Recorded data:
[BEGIN]
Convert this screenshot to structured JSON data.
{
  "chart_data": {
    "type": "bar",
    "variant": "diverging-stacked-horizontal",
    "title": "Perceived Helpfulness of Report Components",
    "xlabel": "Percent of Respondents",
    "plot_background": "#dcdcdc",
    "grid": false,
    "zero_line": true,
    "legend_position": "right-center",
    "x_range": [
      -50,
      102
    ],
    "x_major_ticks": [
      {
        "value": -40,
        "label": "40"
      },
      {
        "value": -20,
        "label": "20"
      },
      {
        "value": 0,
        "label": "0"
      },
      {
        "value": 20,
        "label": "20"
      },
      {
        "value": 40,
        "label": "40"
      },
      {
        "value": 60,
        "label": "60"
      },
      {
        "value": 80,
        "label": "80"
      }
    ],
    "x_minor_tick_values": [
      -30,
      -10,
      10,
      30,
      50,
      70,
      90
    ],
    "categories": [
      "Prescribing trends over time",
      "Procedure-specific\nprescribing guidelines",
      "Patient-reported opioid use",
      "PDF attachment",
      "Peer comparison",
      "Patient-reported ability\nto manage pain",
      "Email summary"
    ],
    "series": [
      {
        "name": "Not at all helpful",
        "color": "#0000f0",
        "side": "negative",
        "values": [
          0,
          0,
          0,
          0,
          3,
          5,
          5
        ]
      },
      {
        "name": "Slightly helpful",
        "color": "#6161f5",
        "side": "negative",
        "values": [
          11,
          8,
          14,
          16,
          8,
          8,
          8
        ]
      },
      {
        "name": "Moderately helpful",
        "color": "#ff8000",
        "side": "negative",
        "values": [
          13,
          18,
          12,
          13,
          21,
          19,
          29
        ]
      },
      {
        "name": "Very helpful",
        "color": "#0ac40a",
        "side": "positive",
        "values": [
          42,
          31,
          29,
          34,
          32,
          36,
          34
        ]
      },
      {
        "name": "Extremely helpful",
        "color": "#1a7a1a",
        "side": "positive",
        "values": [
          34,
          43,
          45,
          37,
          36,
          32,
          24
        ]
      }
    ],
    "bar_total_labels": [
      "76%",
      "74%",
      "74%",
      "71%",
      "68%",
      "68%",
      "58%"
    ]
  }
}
[END]
- What the exercise asks -
Copy every line exactly. Leave nothing out.

- Reply -
Convert this screenshot to structured JSON data.
{
  "chart_data": {
    "type": "bar",
    "variant": "diverging-stacked-horizontal",
    "title": "Perceived Helpfulness of Report Components",
    "xlabel": "Percent of Respondents",
    "plot_background": "#dcdcdc",
    "grid": false,
    "zero_line": true,
    "legend_position": "right-center",
    "x_range": [
      -50,
      102
    ],
    "x_major_ticks": [
      {
        "value": -40,
        "label": "40"
      },
      {
        "value": -20,
        "label": "20"
      },
      {
        "value": 0,
        "label": "0"
      },
      {
        "value": 20,
        "label": "20"
      },
      {
        "value": 40,
        "label": "40"
      },
      {
        "value": 60,
        "label": "60"
      },
      {
        "value": 80,
        "label": "80"
      }
    ],
    "x_minor_tick_values": [
      -30,
      -10,
      10,
      30,
      50,
      70,
      90
    ],
    "categories": [
      "Prescribing trends over time",
      "Procedure-specific\nprescribing guidelines",
      "Patient-reported opioid use",
      "PDF attachment",
      "Peer comparison",
      "Patient-reported ability\nto manage pain",
      "Email summary"
    ],
    "series": [
      {
        "name": "Not at all helpful",
        "color": "#0000f0",
        "side": "negative",
        "values": [
          0,
          0,
          0,
          0,
          3,
          5,
          5
        ]
      },
      {
        "name": "Slightly helpful",
        "color": "#6161f5",
        "side": "negative",
        "values": [
          11,
          8,
          14,
          16,
          8,
          8,
          8
        ]
      },
      {
        "name": "Moderately helpful",
        "color": "#ff8000",
        "side": "negative",
        "values": [
          13,
          18,
          12,
          13,
          21,
          19,
          29
        ]
      },
      {
        "name": "Very helpful",
        "color": "#0ac40a",
        "side": "positive",
        "values": [
          42,
          31,
          29,
          34,
          32,
          36,
          34
        ]
      },
      {
        "name": "Extremely helpful",
        "color": "#1a7a1a",
        "side": "positive",
        "values": [
          34,
          43,
          45,
          37,
          36,
          32,
          24
        ]
      }
    ],
    "bar_total_labels": [
      "76%",
      "74%",
      "74%",
      "71%",
      "68%",
      "68%",
      "58%"
    ]
  }
}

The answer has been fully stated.